▸ ENTRIES PROVIDED:
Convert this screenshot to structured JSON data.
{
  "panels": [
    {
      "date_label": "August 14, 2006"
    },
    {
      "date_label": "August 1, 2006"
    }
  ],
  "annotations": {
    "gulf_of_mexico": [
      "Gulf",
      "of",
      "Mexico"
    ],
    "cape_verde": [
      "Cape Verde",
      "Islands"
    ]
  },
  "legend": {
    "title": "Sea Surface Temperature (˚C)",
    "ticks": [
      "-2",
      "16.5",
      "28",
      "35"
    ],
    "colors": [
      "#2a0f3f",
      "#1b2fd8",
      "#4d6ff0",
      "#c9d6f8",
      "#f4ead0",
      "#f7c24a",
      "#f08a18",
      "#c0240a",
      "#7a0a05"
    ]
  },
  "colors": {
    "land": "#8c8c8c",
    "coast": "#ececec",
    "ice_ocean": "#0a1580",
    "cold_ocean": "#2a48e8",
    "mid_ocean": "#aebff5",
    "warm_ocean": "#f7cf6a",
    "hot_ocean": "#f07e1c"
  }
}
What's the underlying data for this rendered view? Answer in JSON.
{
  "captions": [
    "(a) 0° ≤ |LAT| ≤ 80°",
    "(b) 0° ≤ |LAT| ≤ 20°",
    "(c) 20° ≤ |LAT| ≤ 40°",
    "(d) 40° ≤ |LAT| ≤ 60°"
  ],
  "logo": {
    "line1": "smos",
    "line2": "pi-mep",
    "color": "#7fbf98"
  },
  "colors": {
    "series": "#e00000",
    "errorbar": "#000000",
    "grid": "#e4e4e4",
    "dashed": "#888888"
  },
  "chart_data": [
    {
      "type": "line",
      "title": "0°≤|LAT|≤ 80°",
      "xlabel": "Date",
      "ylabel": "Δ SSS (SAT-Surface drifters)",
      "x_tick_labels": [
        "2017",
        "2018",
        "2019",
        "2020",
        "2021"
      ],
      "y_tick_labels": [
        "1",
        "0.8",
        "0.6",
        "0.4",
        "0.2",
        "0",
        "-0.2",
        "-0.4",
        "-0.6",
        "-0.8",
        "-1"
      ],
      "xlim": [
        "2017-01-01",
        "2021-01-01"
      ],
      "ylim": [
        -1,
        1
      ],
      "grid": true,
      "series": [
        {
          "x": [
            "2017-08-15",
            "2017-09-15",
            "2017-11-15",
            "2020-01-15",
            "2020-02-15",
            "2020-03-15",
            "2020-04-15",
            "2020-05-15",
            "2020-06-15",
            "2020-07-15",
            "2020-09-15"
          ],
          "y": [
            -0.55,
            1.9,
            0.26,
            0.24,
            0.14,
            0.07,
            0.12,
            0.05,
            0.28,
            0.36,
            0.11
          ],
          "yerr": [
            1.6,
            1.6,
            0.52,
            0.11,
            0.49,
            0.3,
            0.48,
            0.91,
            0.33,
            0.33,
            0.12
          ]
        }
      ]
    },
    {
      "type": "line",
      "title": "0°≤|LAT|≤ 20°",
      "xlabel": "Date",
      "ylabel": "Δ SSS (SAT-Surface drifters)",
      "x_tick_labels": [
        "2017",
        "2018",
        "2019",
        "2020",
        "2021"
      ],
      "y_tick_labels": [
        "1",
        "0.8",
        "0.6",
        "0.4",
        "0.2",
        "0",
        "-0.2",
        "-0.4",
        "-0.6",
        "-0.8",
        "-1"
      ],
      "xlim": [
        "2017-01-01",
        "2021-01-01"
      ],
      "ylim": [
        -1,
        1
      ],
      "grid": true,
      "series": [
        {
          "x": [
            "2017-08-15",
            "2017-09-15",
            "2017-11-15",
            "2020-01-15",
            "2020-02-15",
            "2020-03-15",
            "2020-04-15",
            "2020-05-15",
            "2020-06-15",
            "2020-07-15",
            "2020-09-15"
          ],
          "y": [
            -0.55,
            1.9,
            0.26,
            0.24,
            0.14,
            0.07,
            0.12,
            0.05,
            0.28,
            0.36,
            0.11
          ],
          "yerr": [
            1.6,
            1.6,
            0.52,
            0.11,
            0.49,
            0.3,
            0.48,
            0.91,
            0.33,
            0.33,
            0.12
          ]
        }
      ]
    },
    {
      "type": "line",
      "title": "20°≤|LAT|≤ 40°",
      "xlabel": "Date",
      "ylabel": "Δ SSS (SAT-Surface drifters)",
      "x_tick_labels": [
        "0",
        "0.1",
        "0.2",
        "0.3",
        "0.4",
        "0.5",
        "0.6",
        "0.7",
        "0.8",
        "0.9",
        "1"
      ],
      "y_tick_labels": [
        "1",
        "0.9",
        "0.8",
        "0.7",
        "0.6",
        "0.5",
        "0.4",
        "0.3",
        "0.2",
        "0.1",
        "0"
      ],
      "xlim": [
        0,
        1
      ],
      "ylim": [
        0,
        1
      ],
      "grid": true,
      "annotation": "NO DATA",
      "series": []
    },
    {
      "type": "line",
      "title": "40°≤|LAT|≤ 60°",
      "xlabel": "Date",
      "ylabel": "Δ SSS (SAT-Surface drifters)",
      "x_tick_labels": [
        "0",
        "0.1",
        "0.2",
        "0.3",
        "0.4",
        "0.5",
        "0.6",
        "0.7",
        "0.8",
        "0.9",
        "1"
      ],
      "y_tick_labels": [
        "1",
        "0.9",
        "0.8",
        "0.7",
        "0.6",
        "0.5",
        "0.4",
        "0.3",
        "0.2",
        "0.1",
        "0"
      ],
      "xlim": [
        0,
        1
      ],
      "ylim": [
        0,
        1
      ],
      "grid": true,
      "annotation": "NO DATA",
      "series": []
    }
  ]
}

▸ EXERCISE AIM: Restate the records, all of them, precisely as written.

▸ TASK RESPONSE:
Convert this screenshot to structured JSON data.
{
  "panels": [
    {
      "date_label": "August 14, 2006"
    },
    {
      "date_label": "August 1, 2006"
    }
  ],
  "annotations": {
    "gulf_of_mexico": [
      "Gulf",
      "of",
      "Mexico"
    ],
    "cape_verde": [
      "Cape Verde",
      "Islands"
    ]
  },
  "legend": {
    "title": "Sea Surface Temperature (˚C)",
    "ticks": [
      "-2",
      "16.5",
      "28",
      "35"
    ],
    "colors": [
      "#2a0f3f",
      "#1b2fd8",
      "#4d6ff0",
      "#c9d6f8",
      "#f4ead0",
      "#f7c24a",
      "#f08a18",
      "#c0240a",
      "#7a0a05"
    ]
  },
  "colors": {
    "land": "#8c8c8c",
    "coast": "#ececec",
    "ice_ocean": "#0a1580",
    "cold_ocean": "#2a48e8",
    "mid_ocean": "#aebff5",
    "warm_ocean": "#f7cf6a",
    "hot_ocean": "#f07e1c"
  }
}
What's the underlying data for this rendered view? Answer in JSON.
{
  "captions": [
    "(a) 0° ≤ |LAT| ≤ 80°",
    "(b) 0° ≤ |LAT| ≤ 20°",
    "(c) 20° ≤ |LAT| ≤ 40°",
    "(d) 40° ≤ |LAT| ≤ 60°"
  ],
  "logo": {
    "line1": "smos",
    "line2": "pi-mep",
    "color": "#7fbf98"
  },
  "colors": {
    "series": "#e00000",
    "errorbar": "#000000",
    "grid": "#e4e4e4",
    "dashed": "#888888"
  },
  "chart_data": [
    {
      "type": "line",
      "title": "0°≤|LAT|≤ 80°",
      "xlabel": "Date",
      "ylabel": "Δ SSS (SAT-Surface drifters)",
      "x_tick_labels": [
        "2017",
        "2018",
        "2019",
        "2020",
        "2021"
      ],
      "y_tick_labels": [
        "1",
        "0.8",
        "0.6",
        "0.4",
        "0.2",
        "0",
        "-0.2",
        "-0.4",
        "-0.6",
        "-0.8",
        "-1"
      ],
      "xlim": [
        "2017-01-01",
        "2021-01-01"
      ],
      "ylim": [
        -1,
        1
      ],
      "grid": true,
      "series": [
        {
          "x": [
            "2017-08-15",
            "2017-09-15",
            "2017-11-15",
            "2020-01-15",
            "2020-02-15",
            "2020-03-15",
            "2020-04-15",
            "2020-05-15",
            "2020-06-15",
            "2020-07-15",
            "2020-09-15"
          ],
          "y": [
            -0.55,
            1.9,
            0.26,
            0.24,
            0.14,
            0.07,
            0.12,
            0.05,
            0.28,
            0.36,
            0.11
          ],
          "yerr": [
            1.6,
            1.6,
            0.52,
            0.11,
            0.49,
            0.3,
            0.48,
            0.91,
            0.33,
            0.33,
            0.12
          ]
        }
      ]
    },
    {
      "type": "line",
      "title": "0°≤|LAT|≤ 20°",
      "xlabel": "Date",
      "ylabel": "Δ SSS (SAT-Surface drifters)",
      "x_tick_labels": [
        "2017",
        "2018",
        "2019",
        "2020",
        "2021"
      ],
      "y_tick_labels": [
        "1",
        "0.8",
        "0.6",
        "0.4",
        "0.2",
        "0",
        "-0.2",
        "-0.4",
        "-0.6",
        "-0.8",
        "-1"
      ],
      "xlim": [
        "2017-01-01",
        "2021-01-01"
      ],
      "ylim": [
        -1,
        1
      ],
      "grid": true,
      "series": [
        {
          "x": [
            "2017-08-15",
            "2017-09-15",
            "2017-11-15",
            "2020-01-15",
            "2020-02-15",
            "2020-03-15",
            "2020-04-15",
            "2020-05-15",
            "2020-06-15",
            "2020-07-15",
            "2020-09-15"
          ],
          "y": [
            -0.55,
            1.9,
            0.26,
            0.24,
            0.14,
            0.07,
            0.12,
            0.05,
            0.28,
            0.36,
            0.11
          ],
          "yerr": [
            1.6,
            1.6,
            0.52,
            0.11,
            0.49,
            0.3,
            0.48,
            0.91,
            0.33,
            0.33,
            0.12
          ]
        }
      ]
    },
    {
      "type": "line",
      "title": "20°≤|LAT|≤ 40°",
      "xlabel": "Date",
      "ylabel": "Δ SSS (SAT-Surface drifters)",
      "x_tick_labels": [
        "0",
        "0.1",
        "0.2",
        "0.3",
        "0.4",
        "0.5",
        "0.6",
        "0.7",
        "0.8",
        "0.9",
        "1"
      ],
      "y_tick_labels": [
        "1",
        "0.9",
        "0.8",
        "0.7",
        "0.6",
        "0.5",
        "0.4",
        "0.3",
        "0.2",
        "0.1",
        "0"
      ],
      "xlim": [
        0,
        1
      ],
      "ylim": [
        0,
        1
      ],
      "grid": true,
      "annotation": "NO DATA",
      "series": []
    },
    {
      "type": "line",
      "title": "40°≤|LAT|≤ 60°",
      "xlabel": "Date",
      "ylabel": "Δ SSS (SAT-Surface drifters)",
      "x_tick_labels": [
        "0",
        "0.1",
        "0.2",
        "0.3",
        "0.4",
        "0.5",
        "0.6",
        "0.7",
        "0.8",
        "0.9",
        "1"
      ],
      "y_tick_labels": [
        "1",
        "0.9",
        "0.8",
        "0.7",
        "0.6",
        "0.5",
        "0.4",
        "0.3",
        "0.2",
        "0.1",
        "0"
      ],
      "xlim": [
        0,
        1
      ],
      "ylim": [
        0,
        1
      ],
      "grid": true,
      "annotation": "NO DATA",
      "series": []
    }
  ]
}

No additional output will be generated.